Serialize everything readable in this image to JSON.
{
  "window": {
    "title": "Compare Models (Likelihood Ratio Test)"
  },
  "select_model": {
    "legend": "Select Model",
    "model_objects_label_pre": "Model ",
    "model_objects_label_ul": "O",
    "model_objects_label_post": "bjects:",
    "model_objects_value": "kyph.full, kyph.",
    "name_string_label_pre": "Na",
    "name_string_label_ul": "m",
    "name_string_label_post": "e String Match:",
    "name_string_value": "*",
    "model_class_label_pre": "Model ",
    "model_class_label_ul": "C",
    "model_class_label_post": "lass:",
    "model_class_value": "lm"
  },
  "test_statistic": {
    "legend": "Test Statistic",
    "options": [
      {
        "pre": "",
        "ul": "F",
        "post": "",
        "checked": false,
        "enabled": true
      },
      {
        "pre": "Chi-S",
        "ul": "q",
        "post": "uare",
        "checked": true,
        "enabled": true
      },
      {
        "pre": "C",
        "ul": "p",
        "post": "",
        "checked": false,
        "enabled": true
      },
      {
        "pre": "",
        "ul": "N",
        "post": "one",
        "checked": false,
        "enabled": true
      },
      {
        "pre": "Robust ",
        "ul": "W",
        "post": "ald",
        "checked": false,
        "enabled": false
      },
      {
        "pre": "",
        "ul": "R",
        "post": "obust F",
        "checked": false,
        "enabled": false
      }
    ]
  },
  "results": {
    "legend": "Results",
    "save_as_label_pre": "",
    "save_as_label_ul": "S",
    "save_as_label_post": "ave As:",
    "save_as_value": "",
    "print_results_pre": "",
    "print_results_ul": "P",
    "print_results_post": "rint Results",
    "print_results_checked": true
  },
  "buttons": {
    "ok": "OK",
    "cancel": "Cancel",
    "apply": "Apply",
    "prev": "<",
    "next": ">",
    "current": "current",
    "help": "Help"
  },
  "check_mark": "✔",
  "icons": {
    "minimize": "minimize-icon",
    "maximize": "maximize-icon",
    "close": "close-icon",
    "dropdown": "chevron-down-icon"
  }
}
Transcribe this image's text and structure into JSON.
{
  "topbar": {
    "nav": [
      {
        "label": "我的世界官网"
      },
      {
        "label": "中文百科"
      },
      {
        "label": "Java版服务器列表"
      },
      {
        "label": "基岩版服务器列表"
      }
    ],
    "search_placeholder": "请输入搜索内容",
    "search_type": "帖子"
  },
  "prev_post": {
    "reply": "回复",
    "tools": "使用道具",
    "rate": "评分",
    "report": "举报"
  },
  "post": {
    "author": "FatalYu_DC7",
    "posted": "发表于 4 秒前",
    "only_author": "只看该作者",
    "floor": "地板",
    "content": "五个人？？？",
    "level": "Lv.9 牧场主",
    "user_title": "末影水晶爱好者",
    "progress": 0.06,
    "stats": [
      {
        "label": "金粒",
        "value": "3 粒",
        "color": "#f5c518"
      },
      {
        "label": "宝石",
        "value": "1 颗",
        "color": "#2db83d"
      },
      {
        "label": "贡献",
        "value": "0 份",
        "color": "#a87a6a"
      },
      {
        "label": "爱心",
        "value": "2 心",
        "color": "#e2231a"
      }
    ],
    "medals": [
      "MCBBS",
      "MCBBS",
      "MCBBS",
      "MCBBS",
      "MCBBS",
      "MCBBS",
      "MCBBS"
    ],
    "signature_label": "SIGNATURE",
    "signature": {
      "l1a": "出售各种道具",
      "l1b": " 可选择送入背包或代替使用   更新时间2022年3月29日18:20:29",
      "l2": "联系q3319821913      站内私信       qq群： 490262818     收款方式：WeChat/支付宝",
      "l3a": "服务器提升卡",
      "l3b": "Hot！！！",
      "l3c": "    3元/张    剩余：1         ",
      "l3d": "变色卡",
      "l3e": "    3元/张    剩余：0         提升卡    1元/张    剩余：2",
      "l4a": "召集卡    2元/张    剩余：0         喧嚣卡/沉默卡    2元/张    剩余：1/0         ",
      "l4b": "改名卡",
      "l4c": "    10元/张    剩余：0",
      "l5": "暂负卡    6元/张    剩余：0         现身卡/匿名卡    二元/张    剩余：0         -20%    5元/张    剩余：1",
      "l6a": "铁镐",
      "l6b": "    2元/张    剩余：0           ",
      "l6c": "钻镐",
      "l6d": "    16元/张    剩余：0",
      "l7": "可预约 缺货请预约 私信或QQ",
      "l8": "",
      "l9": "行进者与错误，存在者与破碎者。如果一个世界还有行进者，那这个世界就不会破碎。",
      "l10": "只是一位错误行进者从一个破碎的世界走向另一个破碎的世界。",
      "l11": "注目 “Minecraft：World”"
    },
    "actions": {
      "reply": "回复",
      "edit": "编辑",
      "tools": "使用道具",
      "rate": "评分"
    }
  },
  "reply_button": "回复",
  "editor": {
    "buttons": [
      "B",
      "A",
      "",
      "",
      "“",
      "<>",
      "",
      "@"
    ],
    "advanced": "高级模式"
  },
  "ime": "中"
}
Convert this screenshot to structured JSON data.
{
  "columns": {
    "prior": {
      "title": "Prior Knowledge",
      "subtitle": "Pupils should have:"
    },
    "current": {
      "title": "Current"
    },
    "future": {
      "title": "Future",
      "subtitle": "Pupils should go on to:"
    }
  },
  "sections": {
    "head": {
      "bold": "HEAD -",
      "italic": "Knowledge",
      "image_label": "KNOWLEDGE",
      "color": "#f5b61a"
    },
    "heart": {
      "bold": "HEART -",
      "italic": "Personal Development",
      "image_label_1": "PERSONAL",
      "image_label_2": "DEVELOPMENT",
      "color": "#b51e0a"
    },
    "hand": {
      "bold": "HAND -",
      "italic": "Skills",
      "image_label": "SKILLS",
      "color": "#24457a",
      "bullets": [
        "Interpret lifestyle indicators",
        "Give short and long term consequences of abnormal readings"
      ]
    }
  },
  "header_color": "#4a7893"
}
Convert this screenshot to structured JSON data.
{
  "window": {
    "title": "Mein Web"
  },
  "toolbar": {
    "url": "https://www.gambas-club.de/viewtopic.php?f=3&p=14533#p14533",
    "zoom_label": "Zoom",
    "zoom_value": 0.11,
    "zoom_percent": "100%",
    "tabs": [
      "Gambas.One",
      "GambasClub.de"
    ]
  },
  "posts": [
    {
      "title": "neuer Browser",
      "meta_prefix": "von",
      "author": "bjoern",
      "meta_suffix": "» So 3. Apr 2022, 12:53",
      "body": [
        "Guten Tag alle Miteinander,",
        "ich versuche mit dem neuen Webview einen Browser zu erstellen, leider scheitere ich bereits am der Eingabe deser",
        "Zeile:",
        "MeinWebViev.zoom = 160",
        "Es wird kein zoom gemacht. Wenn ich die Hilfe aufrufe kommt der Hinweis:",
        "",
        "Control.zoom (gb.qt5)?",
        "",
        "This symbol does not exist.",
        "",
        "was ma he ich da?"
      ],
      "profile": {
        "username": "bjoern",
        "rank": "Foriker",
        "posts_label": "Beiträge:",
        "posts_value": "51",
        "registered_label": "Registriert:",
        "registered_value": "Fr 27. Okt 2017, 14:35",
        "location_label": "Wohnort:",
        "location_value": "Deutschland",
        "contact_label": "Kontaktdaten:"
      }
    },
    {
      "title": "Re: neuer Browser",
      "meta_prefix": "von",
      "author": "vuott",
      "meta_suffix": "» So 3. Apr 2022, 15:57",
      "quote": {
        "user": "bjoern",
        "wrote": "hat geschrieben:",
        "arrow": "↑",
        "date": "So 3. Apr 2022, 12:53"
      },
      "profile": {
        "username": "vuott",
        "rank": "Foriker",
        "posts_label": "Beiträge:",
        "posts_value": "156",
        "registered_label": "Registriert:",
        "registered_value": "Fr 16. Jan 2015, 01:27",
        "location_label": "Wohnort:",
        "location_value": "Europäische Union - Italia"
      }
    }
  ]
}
════════════════
Task to carry out -
Reproduce every line of the data verbatim.

Written solution -
Serialize everything readable in this image to JSON.
{
  "window": {
    "title": "Compare Models (Likelihood Ratio Test)"
  },
  "select_model": {
    "legend": "Select Model",
    "model_objects_label_pre": "Model ",
    "model_objects_label_ul": "O",
    "model_objects_label_post": "bjects:",
    "model_objects_value": "kyph.full, kyph.",
    "name_string_label_pre": "Na",
    "name_string_label_ul": "m",
    "name_string_label_post": "e String Match:",
    "name_string_value": "*",
    "model_class_label_pre": "Model ",
    "model_class_label_ul": "C",
    "model_class_label_post": "lass:",
    "model_class_value": "lm"
  },
  "test_statistic": {
    "legend": "Test Statistic",
    "options": [
      {
        "pre": "",
        "ul": "F",
        "post": "",
        "checked": false,
        "enabled": true
      },
      {
        "pre": "Chi-S",
        "ul": "q",
        "post": "uare",
        "checked": true,
        "enabled": true
      },
      {
        "pre": "C",
        "ul": "p",
        "post": "",
        "checked": false,
        "enabled": true
      },
      {
        "pre": "",
        "ul": "N",
        "post": "one",
        "checked": false,
        "enabled": true
      },
      {
        "pre": "Robust ",
        "ul": "W",
        "post": "ald",
        "checked": false,
        "enabled": false
      },
      {
        "pre": "",
        "ul": "R",
        "post": "obust F",
        "checked": false,
        "enabled": false
      }
    ]
  },
  "results": {
    "legend": "Results",
    "save_as_label_pre": "",
    "save_as_label_ul": "S",
    "save_as_label_post": "ave As:",
    "save_as_value": "",
    "print_results_pre": "",
    "print_results_ul": "P",
    "print_results_post": "rint Results",
    "print_results_checked": true
  },
  "buttons": {
    "ok": "OK",
    "cancel": "Cancel",
    "apply": "Apply",
    "prev": "<",
    "next": ">",
    "current": "current",
    "help": "Help"
  },
  "check_mark": "✔",
  "icons": {
    "minimize": "minimize-icon",
    "maximize": "maximize-icon",
    "close": "close-icon",
    "dropdown": "chevron-down-icon"
  }
}
Transcribe this image's text and structure into JSON.
{
  "topbar": {
    "nav": [
      {
        "label": "我的世界官网"
      },
      {
        "label": "中文百科"
      },
      {
        "label": "Java版服务器列表"
      },
      {
        "label": "基岩版服务器列表"
      }
    ],
    "search_placeholder": "请输入搜索内容",
    "search_type": "帖子"
  },
  "prev_post": {
    "reply": "回复",
    "tools": "使用道具",
    "rate": "评分",
    "report": "举报"
  },
  "post": {
    "author": "FatalYu_DC7",
    "posted": "发表于 4 秒前",
    "only_author": "只看该作者",
    "floor": "地板",
    "content": "五个人？？？",
    "level": "Lv.9 牧场主",
    "user_title": "末影水晶爱好者",
    "progress": 0.06,
    "stats": [
      {
        "label": "金粒",
        "value": "3 粒",
        "color": "#f5c518"
      },
      {
        "label": "宝石",
        "value": "1 颗",
        "color": "#2db83d"
      },
      {
        "label": "贡献",
        "value": "0 份",
        "color": "#a87a6a"
      },
      {
        "label": "爱心",
        "value": "2 心",
        "color": "#e2231a"
      }
    ],
    "medals": [
      "MCBBS",
      "MCBBS",
      "MCBBS",
      "MCBBS",
      "MCBBS",
      "MCBBS",
      "MCBBS"
    ],
    "signature_label": "SIGNATURE",
    "signature": {
      "l1a": "出售各种道具",
      "l1b": " 可选择送入背包或代替使用   更新时间2022年3月29日18:20:29",
      "l2": "联系q3319821913      站内私信       qq群： 490262818     收款方式：WeChat/支付宝",
      "l3a": "服务器提升卡",
      "l3b": "Hot！！！",
      "l3c": "    3元/张    剩余：1         ",
      "l3d": "变色卡",
      "l3e": "    3元/张    剩余：0         提升卡    1元/张    剩余：2",
      "l4a": "召集卡    2元/张    剩余：0         喧嚣卡/沉默卡    2元/张    剩余：1/0         ",
      "l4b": "改名卡",
      "l4c": "    10元/张    剩余：0",
      "l5": "暂负卡    6元/张    剩余：0         现身卡/匿名卡    二元/张    剩余：0         -20%    5元/张    剩余：1",
      "l6a": "铁镐",
      "l6b": "    2元/张    剩余：0           ",
      "l6c": "钻镐",
      "l6d": "    16元/张    剩余：0",
      "l7": "可预约 缺货请预约 私信或QQ",
      "l8": "",
      "l9": "行进者与错误，存在者与破碎者。如果一个世界还有行进者，那这个世界就不会破碎。",
      "l10": "只是一位错误行进者从一个破碎的世界走向另一个破碎的世界。",
      "l11": "注目 “Minecraft：World”"
    },
    "actions": {
      "reply": "回复",
      "edit": "编辑",
      "tools": "使用道具",
      "rate": "评分"
    }
  },
  "reply_button": "回复",
  "editor": {
    "buttons": [
      "B",
      "A",
      "",
      "",
      "“",
      "<>",
      "",
      "@"
    ],
    "advanced": "高级模式"
  },
  "ime": "中"
}
Convert this screenshot to structured JSON data.
{
  "columns": {
    "prior": {
      "title": "Prior Knowledge",
      "subtitle": "Pupils should have:"
    },
    "current": {
      "title": "Current"
    },
    "future": {
      "title": "Future",
      "subtitle": "Pupils should go on to:"
    }
  },
  "sections": {
    "head": {
      "bold": "HEAD -",
      "italic": "Knowledge",
      "image_label": "KNOWLEDGE",
      "color": "#f5b61a"
    },
    "heart": {
      "bold": "HEART -",
      "italic": "Personal Development",
      "image_label_1": "PERSONAL",
      "image_label_2": "DEVELOPMENT",
      "color": "#b51e0a"
    },
    "hand": {
      "bold": "HAND -",
      "italic": "Skills",
      "image_label": "SKILLS",
      "color": "#24457a",
      "bullets": [
        "Interpret lifestyle indicators",
        "Give short and long term consequences of abnormal readings"
      ]
    }
  },
  "header_color": "#4a7893"
}
Convert this screenshot to structured JSON data.
{
  "window": {
    "title": "Mein Web"
  },
  "toolbar": {
    "url": "https://www.gambas-club.de/viewtopic.php?f=3&p=14533#p14533",
    "zoom_label": "Zoom",
    "zoom_value": 0.11,
    "zoom_percent": "100%",
    "tabs": [
      "Gambas.One",
      "GambasClub.de"
    ]
  },
  "posts": [
    {
      "title": "neuer Browser",
      "meta_prefix": "von",
      "author": "bjoern",
      "meta_suffix": "» So 3. Apr 2022, 12:53",
      "body": [
        "Guten Tag alle Miteinander,",
        "ich versuche mit dem neuen Webview einen Browser zu erstellen, leider scheitere ich bereits am der Eingabe deser",
        "Zeile:",
        "MeinWebViev.zoom = 160",
        "Es wird kein zoom gemacht. Wenn ich die Hilfe aufrufe kommt der Hinweis:",
        "",
        "Control.zoom (gb.qt5)?",
        "",
        "This symbol does not exist.",
        "",
        "was ma he ich da?"
      ],
      "profile": {
        "username": "bjoern",
        "rank": "Foriker",
        "posts_label": "Beiträge:",
        "posts_value": "51",
        "registered_label": "Registriert:",
        "registered_value": "Fr 27. Okt 2017, 14:35",
        "location_label": "Wohnort:",
        "location_value": "Deutschland",
        "contact_label": "Kontaktdaten:"
      }
    },
    {
      "title": "Re: neuer Browser",
      "meta_prefix": "von",
      "author": "vuott",
      "meta_suffix": "» So 3. Apr 2022, 15:57",
      "quote": {
        "user": "bjoern",
        "wrote": "hat geschrieben:",
        "arrow": "↑",
        "date": "So 3. Apr 2022, 12:53"
      },
      "profile": {
        "username": "vuott",
        "rank": "Foriker",
        "posts_label": "Beiträge:",
        "posts_value": "156",
        "registered_label": "Registriert:",
        "registered_value": "Fr 16. Jan 2015, 01:27",
        "location_label": "Wohnort:",
        "location_value": "Europäische Union - Italia"
      }
    }
  ]
}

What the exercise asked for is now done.